◆ **Reading text**:
↓↓↓

Wednesday, March 30th, 2011

It’s an intriguing image; over 28,000 rubber ducks landing on beaches all over the world after being dumped from a ship in the North Pacific. Journalist Donovan Hohn was so taken with the story that he decided to follow the ducks. The resulting book hardly needs description; the incredibly long subtitle accomplishes that.

Featured on NPR’s Fresh Air last night, the book has also been widely reviewed. Libraries are showing heavy holds on modest orders.

Moby-Duck: The True Story of 28,800 Bath Toys Lost at Sea and of the Beachcombers, Oceanographers, Environmentalists, and Fools, Including the Author, Who Went in Search of Them
Donovan Hohn
Retail Price: $27.95
Hardcover: 416 pages
Publisher: Viking Adult – (2011-03-03)
ISBN / EAN: 0670022195 / 9780670022199

Pastor’s Book Trailer Gets Buzz

Friday, March 11th, 2011

Thanks to a controversial video trailer for Love Wins: A Book about Heaven, Hell, and the Fate of Every Person Who Ever Lived by Rob Bell, the book’s publication date has been pushed up by a week. In the video, the Grand Rapids, Michigan mega-church pastor and bestselling author of Velvet Elvis leans toward “universalism ─ a dirty word in Christian circles that suggests everyone goes to heaven and there is no hell,” as CNN.com’s “Belief Blog” puts it.

↑↑↑

◆ **Record set**:
↓↓↓

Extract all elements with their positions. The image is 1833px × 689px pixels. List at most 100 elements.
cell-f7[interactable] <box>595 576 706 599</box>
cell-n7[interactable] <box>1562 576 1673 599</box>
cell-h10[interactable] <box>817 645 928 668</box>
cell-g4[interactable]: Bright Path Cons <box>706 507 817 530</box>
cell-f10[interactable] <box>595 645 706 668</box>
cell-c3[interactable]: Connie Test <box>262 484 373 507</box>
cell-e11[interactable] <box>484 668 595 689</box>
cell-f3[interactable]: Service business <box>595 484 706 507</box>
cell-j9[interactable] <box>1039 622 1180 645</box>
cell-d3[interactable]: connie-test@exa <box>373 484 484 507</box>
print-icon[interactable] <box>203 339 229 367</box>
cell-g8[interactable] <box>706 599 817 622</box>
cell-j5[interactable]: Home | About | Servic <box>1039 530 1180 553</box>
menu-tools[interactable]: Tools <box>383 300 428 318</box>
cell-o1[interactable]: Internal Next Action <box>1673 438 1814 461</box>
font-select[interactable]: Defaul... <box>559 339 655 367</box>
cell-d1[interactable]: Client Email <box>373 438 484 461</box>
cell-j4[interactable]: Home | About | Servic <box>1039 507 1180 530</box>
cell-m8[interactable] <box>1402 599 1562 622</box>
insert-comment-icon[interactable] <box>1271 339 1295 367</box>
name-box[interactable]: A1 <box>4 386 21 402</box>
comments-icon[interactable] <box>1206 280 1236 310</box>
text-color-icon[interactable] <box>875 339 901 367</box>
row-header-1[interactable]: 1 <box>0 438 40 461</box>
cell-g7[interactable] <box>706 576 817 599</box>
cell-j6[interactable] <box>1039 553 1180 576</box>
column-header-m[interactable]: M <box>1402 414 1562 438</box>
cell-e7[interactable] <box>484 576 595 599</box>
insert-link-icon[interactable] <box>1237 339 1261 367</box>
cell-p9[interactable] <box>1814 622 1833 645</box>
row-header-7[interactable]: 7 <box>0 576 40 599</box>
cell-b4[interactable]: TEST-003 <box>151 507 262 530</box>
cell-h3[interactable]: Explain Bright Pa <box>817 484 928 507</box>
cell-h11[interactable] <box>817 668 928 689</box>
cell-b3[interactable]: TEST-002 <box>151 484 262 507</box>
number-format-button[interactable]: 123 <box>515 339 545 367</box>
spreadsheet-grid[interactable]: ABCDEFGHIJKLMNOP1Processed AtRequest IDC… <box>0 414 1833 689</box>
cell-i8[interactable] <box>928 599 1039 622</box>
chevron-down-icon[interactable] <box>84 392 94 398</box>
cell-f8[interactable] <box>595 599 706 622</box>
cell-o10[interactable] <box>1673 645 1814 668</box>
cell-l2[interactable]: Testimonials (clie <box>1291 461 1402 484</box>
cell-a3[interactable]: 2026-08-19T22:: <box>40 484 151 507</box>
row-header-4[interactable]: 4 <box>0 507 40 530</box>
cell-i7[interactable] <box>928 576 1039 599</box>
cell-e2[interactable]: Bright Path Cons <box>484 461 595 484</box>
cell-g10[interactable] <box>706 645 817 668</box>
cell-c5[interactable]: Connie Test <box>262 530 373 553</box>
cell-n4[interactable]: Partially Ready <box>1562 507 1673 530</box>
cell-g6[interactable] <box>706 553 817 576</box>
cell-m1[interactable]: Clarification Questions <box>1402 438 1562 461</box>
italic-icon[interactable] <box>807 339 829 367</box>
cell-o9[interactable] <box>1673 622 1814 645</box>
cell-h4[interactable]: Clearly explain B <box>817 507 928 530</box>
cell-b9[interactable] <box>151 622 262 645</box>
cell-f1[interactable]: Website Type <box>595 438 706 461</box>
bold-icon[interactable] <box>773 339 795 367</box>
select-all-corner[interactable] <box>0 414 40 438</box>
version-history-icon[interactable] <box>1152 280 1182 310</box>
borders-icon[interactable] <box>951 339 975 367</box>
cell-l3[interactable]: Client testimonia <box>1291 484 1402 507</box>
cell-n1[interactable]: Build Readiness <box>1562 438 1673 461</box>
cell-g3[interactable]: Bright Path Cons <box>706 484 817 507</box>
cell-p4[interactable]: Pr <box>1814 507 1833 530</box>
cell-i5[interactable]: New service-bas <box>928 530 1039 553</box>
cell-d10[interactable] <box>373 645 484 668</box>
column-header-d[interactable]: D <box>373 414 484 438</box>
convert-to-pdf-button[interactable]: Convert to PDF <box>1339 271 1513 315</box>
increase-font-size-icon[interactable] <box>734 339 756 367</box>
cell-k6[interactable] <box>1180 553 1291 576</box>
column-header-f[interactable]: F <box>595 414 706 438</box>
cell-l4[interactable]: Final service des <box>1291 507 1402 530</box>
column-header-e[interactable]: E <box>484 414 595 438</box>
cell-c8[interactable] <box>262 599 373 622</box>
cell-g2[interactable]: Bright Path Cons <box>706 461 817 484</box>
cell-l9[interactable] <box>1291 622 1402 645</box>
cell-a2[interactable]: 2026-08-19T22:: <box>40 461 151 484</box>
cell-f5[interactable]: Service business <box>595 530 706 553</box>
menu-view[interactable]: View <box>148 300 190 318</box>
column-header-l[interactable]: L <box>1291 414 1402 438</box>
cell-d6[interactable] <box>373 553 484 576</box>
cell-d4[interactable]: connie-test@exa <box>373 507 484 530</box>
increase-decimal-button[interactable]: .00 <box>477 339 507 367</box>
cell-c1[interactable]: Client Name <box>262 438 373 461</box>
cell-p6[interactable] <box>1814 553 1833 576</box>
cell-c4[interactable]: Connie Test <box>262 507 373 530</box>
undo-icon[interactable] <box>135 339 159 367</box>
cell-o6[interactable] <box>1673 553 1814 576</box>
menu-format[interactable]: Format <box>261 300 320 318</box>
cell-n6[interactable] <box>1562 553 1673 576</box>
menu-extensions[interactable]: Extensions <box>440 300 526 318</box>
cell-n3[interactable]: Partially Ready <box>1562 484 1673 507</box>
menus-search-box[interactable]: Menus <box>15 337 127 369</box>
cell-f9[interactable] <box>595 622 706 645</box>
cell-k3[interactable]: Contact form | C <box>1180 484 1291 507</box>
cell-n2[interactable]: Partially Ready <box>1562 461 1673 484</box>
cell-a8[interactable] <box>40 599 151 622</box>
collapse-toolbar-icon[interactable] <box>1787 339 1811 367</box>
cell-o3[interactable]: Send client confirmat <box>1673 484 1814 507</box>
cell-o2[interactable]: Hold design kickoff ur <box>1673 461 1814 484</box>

↑↑↑

◆ **Questions on the material**:
1. Could you reproduce the book news passage word for word, starting at the words that contain "It’s an intriguing" and stopping after "on modest orders."?
2. How would the book news passage go on after its last sentence? Write the continuation.
The listing was drawn from a separate source, unrelated to the book news passage.

◆ **Results for the exercise**:
1.
It’s an intriguing image; over 28,000 rubber ducks landing on beaches all over the world after being dumped from a ship in the North Pacific. Journalist Donovan Hohn was so taken with the story that he decided to follow the ducks. The resulting book hardly needs description; the incredibly long subtitle accomplishes that.

Featured on NPR’s Fresh Air last night, the book has also been widely reviewed. Libraries are showing heavy holds on modest orders.

2.
On March 14, Bell will be the subject of a New York Times profile, and will appear on Good Morning America and Nightline.

Several libaries we checked did not have copies on order. Others showed holds of up to 10:1 on light ordering.

Love Wins: A Book About Heaven, Hell, and the Fate of Every Person Who Ever Lived
Rob Bell
Retail Price: $22.99
Hardcover: 224 pages
Publisher: HarperOne – (2011-04-01)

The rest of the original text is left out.